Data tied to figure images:
━━━━━━
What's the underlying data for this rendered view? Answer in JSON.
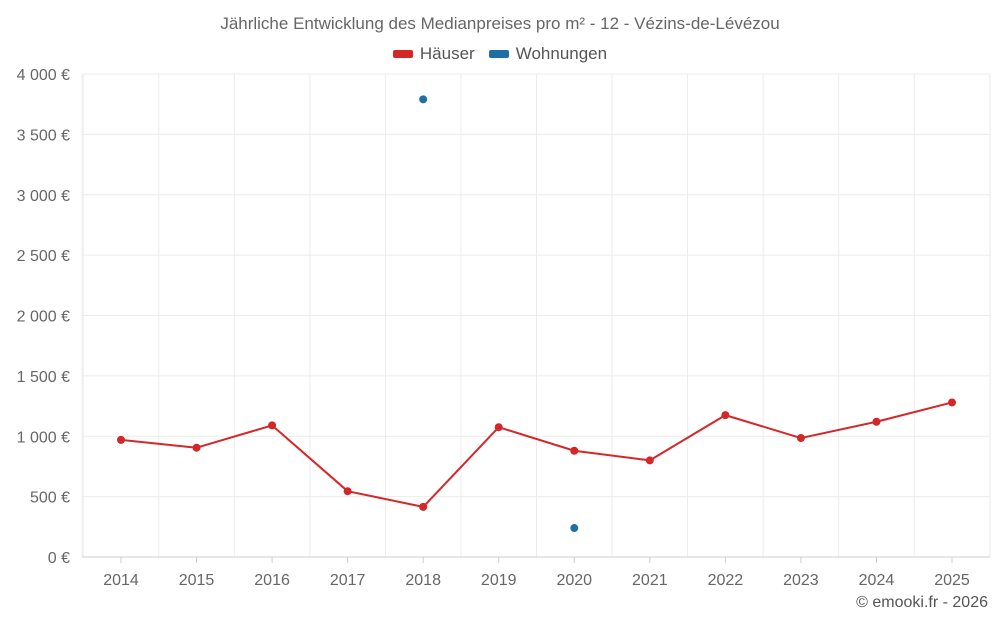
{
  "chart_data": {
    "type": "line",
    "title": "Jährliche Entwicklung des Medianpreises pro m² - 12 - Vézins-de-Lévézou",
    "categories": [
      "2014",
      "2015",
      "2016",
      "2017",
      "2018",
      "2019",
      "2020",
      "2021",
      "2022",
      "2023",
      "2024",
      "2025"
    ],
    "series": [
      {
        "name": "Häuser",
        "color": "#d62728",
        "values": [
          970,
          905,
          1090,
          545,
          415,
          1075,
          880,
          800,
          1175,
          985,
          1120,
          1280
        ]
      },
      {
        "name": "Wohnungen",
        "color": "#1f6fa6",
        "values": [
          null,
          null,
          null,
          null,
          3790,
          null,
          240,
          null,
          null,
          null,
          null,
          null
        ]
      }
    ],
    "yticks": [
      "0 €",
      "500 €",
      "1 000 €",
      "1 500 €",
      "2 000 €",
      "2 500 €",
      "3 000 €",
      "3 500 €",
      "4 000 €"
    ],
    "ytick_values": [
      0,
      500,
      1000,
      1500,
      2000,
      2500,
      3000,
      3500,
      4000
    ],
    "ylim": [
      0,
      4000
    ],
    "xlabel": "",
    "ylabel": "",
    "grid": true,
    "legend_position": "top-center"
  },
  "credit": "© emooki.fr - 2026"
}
━━━━━━
Exercise description:
Transcribe the records above verbatim. Do not carry over any picture.

Final result:
What's the underlying data for this rendered view? Answer in JSON.
{
  "chart_data": {
    "type": "line",
    "title": "Jährliche Entwicklung des Medianpreises pro m² - 12 - Vézins-de-Lévézou",
    "categories": [
      "2014",
      "2015",
      "2016",
      "2017",
      "2018",
      "2019",
      "2020",
      "2021",
      "2022",
      "2023",
      "2024",
      "2025"
    ],
    "series": [
      {
        "name": "Häuser",
        "color": "#d62728",
        "values": [
          970,
          905,
          1090,
          545,
          415,
          1075,
          880,
          800,
          1175,
          985,
          1120,
          1280
        ]
      },
      {
        "name": "Wohnungen",
        "color": "#1f6fa6",
        "values": [
          null,
          null,
          null,
          null,
          3790,
          null,
          240,
          null,
          null,
          null,
          null,
          null
        ]
      }
    ],
    "yticks": [
      "0 €",
      "500 €",
      "1 000 €",
      "1 500 €",
      "2 000 €",
      "2 500 €",
      "3 000 €",
      "3 500 €",
      "4 000 €"
    ],
    "ytick_values": [
      0,
      500,
      1000,
      1500,
      2000,
      2500,
      3000,
      3500,
      4000
    ],
    "ylim": [
      0,
      4000
    ],
    "xlabel": "",
    "ylabel": "",
    "grid": true,
    "legend_position": "top-center"
  },
  "credit": "© emooki.fr - 2026"
}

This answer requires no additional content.